Go through the records and give each one again exactly.
=-=-=-=-=
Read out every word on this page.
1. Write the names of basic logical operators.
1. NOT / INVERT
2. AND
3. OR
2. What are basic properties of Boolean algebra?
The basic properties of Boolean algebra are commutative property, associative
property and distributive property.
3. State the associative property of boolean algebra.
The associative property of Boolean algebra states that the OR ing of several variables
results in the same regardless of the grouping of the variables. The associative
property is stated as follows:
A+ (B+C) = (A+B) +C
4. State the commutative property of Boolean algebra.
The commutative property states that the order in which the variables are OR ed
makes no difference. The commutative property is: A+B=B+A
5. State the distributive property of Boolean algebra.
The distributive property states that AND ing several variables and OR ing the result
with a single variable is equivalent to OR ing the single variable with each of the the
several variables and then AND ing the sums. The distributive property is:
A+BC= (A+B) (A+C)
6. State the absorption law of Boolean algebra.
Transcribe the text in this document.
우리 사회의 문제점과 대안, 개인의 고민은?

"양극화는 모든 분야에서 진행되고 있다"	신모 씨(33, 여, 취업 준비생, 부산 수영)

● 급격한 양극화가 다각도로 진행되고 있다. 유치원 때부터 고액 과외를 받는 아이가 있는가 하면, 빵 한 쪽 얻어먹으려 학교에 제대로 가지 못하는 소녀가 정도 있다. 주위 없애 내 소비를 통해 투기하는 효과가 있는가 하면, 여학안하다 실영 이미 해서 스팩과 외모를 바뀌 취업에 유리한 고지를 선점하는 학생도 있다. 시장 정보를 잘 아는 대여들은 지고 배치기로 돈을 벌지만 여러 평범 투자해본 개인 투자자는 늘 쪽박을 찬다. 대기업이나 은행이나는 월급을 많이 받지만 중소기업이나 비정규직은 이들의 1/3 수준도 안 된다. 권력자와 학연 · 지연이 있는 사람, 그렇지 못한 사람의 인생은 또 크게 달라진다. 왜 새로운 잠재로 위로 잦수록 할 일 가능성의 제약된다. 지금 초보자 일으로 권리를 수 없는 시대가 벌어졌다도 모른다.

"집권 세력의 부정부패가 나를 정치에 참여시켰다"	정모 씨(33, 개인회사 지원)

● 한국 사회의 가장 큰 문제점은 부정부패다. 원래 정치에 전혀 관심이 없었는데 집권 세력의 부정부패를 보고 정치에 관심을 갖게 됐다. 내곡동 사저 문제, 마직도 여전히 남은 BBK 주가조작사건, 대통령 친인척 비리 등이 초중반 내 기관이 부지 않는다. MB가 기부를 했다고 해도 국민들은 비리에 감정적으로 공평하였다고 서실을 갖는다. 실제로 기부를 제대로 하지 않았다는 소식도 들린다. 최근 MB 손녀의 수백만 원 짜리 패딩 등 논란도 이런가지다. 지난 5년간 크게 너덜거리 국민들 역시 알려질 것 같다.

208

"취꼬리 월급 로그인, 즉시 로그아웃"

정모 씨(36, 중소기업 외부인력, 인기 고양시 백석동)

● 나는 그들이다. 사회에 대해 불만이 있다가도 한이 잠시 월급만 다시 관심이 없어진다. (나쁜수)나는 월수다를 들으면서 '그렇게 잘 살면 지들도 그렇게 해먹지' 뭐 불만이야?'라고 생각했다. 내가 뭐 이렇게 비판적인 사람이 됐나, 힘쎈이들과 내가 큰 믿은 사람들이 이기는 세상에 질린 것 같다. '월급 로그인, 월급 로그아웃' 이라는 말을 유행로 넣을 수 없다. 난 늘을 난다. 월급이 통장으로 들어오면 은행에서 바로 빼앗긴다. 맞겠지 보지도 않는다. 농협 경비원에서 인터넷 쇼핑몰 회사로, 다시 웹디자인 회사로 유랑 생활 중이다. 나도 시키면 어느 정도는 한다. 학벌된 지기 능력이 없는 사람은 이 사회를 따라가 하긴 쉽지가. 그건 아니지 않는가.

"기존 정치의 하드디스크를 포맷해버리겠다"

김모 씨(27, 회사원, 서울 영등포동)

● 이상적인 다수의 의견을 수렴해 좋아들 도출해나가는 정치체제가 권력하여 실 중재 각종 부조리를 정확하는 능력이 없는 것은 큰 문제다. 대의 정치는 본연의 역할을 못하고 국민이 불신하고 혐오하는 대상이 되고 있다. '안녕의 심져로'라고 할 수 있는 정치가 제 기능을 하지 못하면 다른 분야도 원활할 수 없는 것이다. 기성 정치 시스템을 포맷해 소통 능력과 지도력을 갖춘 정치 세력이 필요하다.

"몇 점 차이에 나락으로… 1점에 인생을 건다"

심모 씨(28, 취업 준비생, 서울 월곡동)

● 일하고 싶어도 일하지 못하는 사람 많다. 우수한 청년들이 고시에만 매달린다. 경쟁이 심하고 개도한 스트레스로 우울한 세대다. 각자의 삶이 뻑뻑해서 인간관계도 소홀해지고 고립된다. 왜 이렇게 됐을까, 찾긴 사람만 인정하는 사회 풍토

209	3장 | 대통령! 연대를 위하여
=-=-=-=-=
▶ **Exercise response**:
Read out every word on this page.
1. Write the names of basic logical operators.
1. NOT / INVERT
2. AND
3. OR
2. What are basic properties of Boolean algebra?
The basic properties of Boolean algebra are commutative property, associative
property and distributive property.
3. State the associative property of boolean algebra.
The associative property of Boolean algebra states that the OR ing of several variables
results in the same regardless of the grouping of the variables. The associative
property is stated as follows:
A+ (B+C) = (A+B) +C
4. State the commutative property of Boolean algebra.
The commutative property states that the order in which the variables are OR ed
makes no difference. The commutative property is: A+B=B+A
5. State the distributive property of Boolean algebra.
The distributive property states that AND ing several variables and OR ing the result
with a single variable is equivalent to OR ing the single variable with each of the the
several variables and then AND ing the sums. The distributive property is:
A+BC= (A+B) (A+C)
6. State the absorption law of Boolean algebra.
Transcribe the text in this document.
우리 사회의 문제점과 대안, 개인의 고민은?

"양극화는 모든 분야에서 진행되고 있다"	신모 씨(33, 여, 취업 준비생, 부산 수영)

● 급격한 양극화가 다각도로 진행되고 있다. 유치원 때부터 고액 과외를 받는 아이가 있는가 하면, 빵 한 쪽 얻어먹으려 학교에 제대로 가지 못하는 소녀가 정도 있다. 주위 없애 내 소비를 통해 투기하는 효과가 있는가 하면, 여학안하다 실영 이미 해서 스팩과 외모를 바뀌 취업에 유리한 고지를 선점하는 학생도 있다. 시장 정보를 잘 아는 대여들은 지고 배치기로 돈을 벌지만 여러 평범 투자해본 개인 투자자는 늘 쪽박을 찬다. 대기업이나 은행이나는 월급을 많이 받지만 중소기업이나 비정규직은 이들의 1/3 수준도 안 된다. 권력자와 학연 · 지연이 있는 사람, 그렇지 못한 사람의 인생은 또 크게 달라진다. 왜 새로운 잠재로 위로 잦수록 할 일 가능성의 제약된다. 지금 초보자 일으로 권리를 수 없는 시대가 벌어졌다도 모른다.

"집권 세력의 부정부패가 나를 정치에 참여시켰다"	정모 씨(33, 개인회사 지원)

● 한국 사회의 가장 큰 문제점은 부정부패다. 원래 정치에 전혀 관심이 없었는데 집권 세력의 부정부패를 보고 정치에 관심을 갖게 됐다. 내곡동 사저 문제, 마직도 여전히 남은 BBK 주가조작사건, 대통령 친인척 비리 등이 초중반 내 기관이 부지 않는다. MB가 기부를 했다고 해도 국민들은 비리에 감정적으로 공평하였다고 서실을 갖는다. 실제로 기부를 제대로 하지 않았다는 소식도 들린다. 최근 MB 손녀의 수백만 원 짜리 패딩 등 논란도 이런가지다. 지난 5년간 크게 너덜거리 국민들 역시 알려질 것 같다.

208

"취꼬리 월급 로그인, 즉시 로그아웃"

정모 씨(36, 중소기업 외부인력, 인기 고양시 백석동)

● 나는 그들이다. 사회에 대해 불만이 있다가도 한이 잠시 월급만 다시 관심이 없어진다. (나쁜수)나는 월수다를 들으면서 '그렇게 잘 살면 지들도 그렇게 해먹지' 뭐 불만이야?'라고 생각했다. 내가 뭐 이렇게 비판적인 사람이 됐나, 힘쎈이들과 내가 큰 믿은 사람들이 이기는 세상에 질린 것 같다. '월급 로그인, 월급 로그아웃' 이라는 말을 유행로 넣을 수 없다. 난 늘을 난다. 월급이 통장으로 들어오면 은행에서 바로 빼앗긴다. 맞겠지 보지도 않는다. 농협 경비원에서 인터넷 쇼핑몰 회사로, 다시 웹디자인 회사로 유랑 생활 중이다. 나도 시키면 어느 정도는 한다. 학벌된 지기 능력이 없는 사람은 이 사회를 따라가 하긴 쉽지가. 그건 아니지 않는가.

"기존 정치의 하드디스크를 포맷해버리겠다"

김모 씨(27, 회사원, 서울 영등포동)

● 이상적인 다수의 의견을 수렴해 좋아들 도출해나가는 정치체제가 권력하여 실 중재 각종 부조리를 정확하는 능력이 없는 것은 큰 문제다. 대의 정치는 본연의 역할을 못하고 국민이 불신하고 혐오하는 대상이 되고 있다. '안녕의 심져로'라고 할 수 있는 정치가 제 기능을 하지 못하면 다른 분야도 원활할 수 없는 것이다. 기성 정치 시스템을 포맷해 소통 능력과 지도력을 갖춘 정치 세력이 필요하다.

"몇 점 차이에 나락으로… 1점에 인생을 건다"

심모 씨(28, 취업 준비생, 서울 월곡동)

● 일하고 싶어도 일하지 못하는 사람 많다. 우수한 청년들이 고시에만 매달린다. 경쟁이 심하고 개도한 스트레스로 우울한 세대다. 각자의 삶이 뻑뻑해서 인간관계도 소홀해지고 고립된다. 왜 이렇게 됐을까, 찾긴 사람만 인정하는 사회 풍토

209	3장 | 대통령! 연대를 위하여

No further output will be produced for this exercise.